--- start of Given records ---

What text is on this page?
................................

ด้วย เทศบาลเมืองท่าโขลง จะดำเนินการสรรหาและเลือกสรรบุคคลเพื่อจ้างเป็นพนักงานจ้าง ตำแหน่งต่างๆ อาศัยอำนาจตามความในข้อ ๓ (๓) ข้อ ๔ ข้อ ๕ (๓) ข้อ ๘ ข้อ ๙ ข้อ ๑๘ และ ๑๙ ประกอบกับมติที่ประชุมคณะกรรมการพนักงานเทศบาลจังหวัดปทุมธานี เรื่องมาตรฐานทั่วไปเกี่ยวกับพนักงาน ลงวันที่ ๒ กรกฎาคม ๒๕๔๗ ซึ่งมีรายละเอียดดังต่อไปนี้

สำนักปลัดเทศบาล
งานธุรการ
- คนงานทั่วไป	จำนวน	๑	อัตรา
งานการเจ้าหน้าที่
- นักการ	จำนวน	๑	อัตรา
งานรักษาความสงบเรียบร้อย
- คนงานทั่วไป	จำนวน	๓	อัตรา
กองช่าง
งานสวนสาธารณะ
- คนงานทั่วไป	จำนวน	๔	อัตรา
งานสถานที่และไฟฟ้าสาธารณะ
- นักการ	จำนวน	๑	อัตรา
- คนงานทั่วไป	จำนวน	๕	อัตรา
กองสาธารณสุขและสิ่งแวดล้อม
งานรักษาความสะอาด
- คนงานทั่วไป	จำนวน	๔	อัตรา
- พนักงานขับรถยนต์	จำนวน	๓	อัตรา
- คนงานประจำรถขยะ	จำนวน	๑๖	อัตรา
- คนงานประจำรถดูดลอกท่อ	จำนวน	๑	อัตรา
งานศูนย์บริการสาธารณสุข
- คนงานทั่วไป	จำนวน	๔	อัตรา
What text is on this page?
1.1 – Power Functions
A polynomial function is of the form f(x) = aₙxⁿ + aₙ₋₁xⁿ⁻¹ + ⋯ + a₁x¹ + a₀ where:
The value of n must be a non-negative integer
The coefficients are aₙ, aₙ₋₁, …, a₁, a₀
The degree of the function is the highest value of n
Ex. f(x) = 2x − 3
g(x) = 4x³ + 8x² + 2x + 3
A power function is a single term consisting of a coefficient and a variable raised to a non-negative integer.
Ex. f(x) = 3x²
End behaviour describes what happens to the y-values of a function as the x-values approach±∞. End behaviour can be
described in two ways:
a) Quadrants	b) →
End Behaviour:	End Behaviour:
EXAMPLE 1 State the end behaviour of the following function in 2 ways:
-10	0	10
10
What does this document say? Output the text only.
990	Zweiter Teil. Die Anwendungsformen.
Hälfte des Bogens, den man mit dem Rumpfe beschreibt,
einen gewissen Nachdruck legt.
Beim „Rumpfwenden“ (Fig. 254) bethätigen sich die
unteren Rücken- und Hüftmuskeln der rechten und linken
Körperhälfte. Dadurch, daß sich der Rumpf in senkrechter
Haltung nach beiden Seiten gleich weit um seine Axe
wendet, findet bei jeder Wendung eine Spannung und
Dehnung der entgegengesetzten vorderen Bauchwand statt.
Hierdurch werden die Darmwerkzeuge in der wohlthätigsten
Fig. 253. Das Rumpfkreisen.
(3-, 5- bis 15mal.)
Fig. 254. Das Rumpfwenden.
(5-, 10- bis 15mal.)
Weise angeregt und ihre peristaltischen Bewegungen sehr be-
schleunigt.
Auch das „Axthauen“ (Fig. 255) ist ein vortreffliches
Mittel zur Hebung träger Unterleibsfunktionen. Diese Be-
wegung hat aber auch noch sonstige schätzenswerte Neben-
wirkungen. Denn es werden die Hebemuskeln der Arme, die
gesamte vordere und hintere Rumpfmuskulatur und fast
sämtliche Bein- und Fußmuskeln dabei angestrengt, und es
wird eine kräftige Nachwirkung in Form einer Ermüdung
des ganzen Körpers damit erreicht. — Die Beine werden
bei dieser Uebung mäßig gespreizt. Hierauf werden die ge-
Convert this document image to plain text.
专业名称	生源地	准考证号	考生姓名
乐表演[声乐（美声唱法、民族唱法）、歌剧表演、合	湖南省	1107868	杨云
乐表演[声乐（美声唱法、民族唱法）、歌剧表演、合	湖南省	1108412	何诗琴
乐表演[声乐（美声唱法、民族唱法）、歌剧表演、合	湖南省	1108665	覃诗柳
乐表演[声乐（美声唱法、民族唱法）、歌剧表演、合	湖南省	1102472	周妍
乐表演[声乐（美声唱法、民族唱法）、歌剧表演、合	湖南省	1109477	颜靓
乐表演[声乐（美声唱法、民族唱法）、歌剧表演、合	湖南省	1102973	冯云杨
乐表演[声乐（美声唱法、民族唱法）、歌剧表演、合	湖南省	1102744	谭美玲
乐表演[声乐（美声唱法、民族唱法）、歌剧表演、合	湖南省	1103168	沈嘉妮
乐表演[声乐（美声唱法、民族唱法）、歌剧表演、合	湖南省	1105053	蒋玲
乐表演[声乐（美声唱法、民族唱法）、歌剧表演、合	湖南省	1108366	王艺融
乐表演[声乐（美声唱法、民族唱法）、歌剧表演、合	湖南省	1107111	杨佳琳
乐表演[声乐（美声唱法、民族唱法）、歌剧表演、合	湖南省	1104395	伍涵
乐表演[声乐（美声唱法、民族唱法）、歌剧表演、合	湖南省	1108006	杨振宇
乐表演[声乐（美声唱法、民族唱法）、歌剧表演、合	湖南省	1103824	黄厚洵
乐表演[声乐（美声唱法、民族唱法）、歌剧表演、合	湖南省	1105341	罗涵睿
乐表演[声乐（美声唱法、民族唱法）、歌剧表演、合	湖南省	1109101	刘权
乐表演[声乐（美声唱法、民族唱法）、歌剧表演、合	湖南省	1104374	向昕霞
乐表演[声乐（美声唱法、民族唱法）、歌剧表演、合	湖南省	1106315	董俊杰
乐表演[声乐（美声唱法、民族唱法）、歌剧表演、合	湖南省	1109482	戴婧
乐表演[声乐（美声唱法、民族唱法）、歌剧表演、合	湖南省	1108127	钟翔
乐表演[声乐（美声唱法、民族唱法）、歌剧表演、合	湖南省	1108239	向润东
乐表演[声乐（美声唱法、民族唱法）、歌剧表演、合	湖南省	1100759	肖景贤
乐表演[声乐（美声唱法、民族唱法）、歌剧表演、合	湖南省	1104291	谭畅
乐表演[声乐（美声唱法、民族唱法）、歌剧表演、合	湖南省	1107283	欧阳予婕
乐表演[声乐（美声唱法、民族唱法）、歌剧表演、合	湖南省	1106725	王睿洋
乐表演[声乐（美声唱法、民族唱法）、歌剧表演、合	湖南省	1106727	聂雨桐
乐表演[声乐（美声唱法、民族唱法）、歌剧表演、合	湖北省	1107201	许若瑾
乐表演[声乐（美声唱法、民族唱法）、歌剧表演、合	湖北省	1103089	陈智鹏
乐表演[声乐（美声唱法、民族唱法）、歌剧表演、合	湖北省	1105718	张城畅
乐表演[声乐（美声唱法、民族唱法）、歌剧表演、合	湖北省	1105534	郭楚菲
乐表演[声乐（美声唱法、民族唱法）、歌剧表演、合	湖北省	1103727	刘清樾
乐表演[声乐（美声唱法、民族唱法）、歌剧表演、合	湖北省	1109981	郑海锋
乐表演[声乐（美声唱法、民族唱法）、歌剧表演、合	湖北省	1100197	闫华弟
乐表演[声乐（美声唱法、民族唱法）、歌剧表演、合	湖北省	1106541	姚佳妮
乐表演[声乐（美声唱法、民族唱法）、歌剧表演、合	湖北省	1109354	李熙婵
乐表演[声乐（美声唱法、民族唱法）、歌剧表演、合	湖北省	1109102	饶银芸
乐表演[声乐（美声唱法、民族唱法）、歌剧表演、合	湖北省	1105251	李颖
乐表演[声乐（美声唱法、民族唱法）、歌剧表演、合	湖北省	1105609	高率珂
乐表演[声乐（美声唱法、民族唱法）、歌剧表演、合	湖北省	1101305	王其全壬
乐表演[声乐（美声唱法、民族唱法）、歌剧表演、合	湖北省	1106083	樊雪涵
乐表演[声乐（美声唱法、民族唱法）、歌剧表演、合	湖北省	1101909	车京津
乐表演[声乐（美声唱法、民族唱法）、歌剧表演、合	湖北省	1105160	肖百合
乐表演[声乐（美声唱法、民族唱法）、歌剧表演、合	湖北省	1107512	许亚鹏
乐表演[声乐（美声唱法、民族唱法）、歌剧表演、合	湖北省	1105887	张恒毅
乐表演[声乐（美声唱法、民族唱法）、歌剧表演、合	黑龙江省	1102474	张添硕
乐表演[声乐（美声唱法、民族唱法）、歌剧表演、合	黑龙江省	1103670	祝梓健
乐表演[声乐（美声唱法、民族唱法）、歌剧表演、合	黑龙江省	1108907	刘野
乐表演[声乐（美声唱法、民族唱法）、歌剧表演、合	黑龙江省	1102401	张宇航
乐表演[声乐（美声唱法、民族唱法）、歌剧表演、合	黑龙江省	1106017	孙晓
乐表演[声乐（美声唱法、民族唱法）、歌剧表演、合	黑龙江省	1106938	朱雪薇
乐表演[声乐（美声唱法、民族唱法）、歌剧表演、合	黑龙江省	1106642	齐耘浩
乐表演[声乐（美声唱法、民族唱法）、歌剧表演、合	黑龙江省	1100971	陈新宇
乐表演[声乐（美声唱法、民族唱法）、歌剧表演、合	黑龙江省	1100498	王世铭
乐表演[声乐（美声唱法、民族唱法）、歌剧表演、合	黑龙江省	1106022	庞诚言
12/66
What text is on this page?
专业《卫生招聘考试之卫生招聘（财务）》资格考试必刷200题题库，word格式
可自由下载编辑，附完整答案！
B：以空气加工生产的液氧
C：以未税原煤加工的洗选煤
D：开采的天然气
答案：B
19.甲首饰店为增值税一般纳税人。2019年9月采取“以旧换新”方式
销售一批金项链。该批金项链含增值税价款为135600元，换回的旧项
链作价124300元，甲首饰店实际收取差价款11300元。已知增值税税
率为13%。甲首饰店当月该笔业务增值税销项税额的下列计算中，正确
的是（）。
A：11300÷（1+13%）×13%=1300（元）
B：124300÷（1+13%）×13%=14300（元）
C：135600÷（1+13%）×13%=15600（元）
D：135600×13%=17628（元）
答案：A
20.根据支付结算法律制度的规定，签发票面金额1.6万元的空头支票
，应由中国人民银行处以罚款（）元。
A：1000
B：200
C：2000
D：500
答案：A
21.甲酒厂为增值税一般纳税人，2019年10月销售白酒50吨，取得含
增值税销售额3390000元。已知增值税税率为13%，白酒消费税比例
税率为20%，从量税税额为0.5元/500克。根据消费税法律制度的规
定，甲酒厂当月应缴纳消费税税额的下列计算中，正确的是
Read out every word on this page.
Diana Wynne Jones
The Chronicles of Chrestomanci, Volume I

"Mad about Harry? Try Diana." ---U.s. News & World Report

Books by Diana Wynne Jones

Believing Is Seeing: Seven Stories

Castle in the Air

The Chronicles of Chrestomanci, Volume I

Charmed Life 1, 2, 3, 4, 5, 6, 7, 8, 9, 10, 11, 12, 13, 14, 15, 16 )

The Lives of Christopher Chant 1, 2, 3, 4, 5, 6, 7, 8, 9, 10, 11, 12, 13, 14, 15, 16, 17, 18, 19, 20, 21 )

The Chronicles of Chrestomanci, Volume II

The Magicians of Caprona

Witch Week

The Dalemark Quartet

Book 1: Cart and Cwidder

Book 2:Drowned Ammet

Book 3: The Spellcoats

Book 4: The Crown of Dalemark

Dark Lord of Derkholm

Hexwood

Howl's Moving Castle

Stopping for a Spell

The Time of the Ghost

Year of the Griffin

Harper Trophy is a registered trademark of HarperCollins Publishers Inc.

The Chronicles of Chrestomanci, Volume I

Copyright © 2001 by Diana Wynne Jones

--- end of Given records ---

Search the lines for the string "integer" and copy every line that has it.

The value of n must be a non-negative integer
A power function is a single term consisting of a coefficient and a variable raised to a non-negative integer.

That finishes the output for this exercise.